» **Written exercise**: Pull out every line from the listing that has the word "worden".

» **Data listing**:

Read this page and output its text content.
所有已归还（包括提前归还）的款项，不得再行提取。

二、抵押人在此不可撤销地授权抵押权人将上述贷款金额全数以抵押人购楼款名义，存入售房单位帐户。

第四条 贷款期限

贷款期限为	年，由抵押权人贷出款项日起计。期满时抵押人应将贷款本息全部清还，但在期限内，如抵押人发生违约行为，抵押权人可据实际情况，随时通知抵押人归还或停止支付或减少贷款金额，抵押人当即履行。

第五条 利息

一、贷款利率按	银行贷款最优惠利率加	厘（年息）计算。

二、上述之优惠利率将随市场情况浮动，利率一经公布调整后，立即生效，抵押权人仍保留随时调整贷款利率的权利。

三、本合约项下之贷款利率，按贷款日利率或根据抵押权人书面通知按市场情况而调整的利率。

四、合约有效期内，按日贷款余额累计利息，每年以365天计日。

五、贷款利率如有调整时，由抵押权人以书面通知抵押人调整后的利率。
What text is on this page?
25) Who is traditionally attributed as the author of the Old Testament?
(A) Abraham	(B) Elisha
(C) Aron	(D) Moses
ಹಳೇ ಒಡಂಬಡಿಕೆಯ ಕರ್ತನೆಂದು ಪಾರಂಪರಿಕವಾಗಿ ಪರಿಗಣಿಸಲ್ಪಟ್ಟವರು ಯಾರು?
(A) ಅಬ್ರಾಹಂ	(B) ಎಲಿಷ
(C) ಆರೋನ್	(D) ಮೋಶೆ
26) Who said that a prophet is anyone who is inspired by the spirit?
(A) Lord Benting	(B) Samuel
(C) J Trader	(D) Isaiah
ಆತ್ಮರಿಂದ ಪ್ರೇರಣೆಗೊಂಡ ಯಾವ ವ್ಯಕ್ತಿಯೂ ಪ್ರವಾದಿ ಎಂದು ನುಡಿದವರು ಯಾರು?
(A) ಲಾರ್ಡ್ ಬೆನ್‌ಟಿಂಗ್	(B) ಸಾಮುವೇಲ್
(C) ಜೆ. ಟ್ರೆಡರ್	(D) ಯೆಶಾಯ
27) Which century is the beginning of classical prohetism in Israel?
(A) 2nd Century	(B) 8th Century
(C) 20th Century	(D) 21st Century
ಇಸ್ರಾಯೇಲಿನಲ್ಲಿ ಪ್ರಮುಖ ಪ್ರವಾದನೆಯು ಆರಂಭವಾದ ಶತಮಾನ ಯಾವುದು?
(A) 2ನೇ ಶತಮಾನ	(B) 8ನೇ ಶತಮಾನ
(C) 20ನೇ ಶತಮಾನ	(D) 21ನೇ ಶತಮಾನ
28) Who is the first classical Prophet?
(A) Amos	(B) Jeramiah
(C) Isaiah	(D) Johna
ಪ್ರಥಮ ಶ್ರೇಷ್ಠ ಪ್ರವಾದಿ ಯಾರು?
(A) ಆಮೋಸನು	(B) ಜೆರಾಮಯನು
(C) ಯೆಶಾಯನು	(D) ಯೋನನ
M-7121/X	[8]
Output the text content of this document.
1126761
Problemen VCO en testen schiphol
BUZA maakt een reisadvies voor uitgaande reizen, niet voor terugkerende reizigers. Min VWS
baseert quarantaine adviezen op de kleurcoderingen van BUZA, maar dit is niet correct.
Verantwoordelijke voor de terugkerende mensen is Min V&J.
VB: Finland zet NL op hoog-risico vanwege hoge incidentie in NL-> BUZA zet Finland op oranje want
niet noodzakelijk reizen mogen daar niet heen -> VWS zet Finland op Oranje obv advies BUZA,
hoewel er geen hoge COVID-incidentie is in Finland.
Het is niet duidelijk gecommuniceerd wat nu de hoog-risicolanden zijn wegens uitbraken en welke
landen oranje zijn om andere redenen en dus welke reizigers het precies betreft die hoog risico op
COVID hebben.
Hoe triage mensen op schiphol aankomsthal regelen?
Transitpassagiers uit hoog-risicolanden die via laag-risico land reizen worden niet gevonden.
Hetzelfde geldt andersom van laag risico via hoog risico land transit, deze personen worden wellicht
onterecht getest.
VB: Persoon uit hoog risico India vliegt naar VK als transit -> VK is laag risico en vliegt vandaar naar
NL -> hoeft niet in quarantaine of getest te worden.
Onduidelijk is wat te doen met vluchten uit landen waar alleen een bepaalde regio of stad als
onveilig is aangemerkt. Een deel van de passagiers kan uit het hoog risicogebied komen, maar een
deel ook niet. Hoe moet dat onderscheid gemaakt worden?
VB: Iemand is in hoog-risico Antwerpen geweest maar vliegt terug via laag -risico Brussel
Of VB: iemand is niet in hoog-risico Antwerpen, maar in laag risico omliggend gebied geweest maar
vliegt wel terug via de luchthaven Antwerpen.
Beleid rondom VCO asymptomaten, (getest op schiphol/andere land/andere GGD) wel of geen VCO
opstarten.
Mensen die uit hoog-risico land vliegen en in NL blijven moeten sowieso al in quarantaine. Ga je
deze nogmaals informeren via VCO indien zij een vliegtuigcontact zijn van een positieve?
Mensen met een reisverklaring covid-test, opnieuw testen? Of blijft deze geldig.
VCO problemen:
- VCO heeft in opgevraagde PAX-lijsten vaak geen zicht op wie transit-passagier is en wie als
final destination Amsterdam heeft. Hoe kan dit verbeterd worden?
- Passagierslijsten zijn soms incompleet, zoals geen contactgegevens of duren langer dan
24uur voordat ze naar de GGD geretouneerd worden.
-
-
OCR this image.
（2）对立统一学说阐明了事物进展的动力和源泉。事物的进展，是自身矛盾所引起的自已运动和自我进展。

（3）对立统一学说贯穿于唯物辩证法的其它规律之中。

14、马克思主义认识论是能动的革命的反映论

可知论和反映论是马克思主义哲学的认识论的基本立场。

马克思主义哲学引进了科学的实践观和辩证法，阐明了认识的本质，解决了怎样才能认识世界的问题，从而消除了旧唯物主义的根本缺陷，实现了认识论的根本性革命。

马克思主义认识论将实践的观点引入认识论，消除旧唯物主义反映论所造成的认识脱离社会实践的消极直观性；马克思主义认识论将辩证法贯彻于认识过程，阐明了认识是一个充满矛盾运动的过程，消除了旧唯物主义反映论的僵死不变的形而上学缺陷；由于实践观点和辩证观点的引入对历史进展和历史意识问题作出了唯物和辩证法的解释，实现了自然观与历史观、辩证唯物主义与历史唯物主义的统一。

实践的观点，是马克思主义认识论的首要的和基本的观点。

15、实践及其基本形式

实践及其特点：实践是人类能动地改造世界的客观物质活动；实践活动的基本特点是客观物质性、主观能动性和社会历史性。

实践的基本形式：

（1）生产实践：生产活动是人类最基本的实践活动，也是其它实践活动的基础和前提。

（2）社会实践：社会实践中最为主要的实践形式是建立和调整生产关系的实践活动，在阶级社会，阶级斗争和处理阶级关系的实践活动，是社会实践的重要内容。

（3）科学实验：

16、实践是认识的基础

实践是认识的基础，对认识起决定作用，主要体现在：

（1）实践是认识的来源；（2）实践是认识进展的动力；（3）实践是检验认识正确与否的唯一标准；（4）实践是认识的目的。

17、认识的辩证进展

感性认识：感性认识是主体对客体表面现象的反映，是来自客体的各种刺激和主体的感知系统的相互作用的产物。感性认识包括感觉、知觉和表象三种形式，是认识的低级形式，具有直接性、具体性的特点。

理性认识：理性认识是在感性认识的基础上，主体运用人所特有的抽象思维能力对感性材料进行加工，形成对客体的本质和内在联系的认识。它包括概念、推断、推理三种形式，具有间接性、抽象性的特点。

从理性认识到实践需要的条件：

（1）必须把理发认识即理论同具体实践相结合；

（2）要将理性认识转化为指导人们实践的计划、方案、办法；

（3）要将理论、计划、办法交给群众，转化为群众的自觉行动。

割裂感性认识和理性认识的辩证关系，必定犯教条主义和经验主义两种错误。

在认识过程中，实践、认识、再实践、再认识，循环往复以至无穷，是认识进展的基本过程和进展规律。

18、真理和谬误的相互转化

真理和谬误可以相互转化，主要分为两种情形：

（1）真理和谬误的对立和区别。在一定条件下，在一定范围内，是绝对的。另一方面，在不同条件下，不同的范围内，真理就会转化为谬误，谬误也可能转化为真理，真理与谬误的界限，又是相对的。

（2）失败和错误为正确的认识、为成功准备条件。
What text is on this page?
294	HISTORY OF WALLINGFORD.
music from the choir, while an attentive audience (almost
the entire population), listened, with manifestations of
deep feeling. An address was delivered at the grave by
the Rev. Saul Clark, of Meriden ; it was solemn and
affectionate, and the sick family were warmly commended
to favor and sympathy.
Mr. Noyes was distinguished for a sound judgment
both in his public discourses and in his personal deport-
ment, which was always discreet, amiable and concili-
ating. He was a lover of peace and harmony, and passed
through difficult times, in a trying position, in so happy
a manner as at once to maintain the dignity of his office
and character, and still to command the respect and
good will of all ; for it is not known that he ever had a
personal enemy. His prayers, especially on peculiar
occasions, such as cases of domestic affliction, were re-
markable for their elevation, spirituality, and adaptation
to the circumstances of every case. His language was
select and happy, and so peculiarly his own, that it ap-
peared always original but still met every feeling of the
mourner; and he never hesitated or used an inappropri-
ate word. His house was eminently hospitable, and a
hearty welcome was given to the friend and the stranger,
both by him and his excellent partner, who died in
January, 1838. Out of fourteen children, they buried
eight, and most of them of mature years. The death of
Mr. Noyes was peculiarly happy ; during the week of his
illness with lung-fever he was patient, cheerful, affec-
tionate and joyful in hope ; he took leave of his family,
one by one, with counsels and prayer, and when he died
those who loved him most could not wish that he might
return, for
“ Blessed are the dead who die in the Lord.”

» **Exercise result**:
Transitpassagiers uit hoog-risicolanden die via laag-risico land reizen worden niet gevonden.
Hetzelfde geldt andersom van laag risico via hoog risico land transit, deze personen worden wellicht
NL -> hoeft niet in quarantaine of getest te worden.
deel ook niet. Hoe moet dat onderscheid gemaakt worden?
final destination Amsterdam heeft. Hoe kan dit verbeterd worden?
24uur voordat ze naar de GGD geretouneerd worden.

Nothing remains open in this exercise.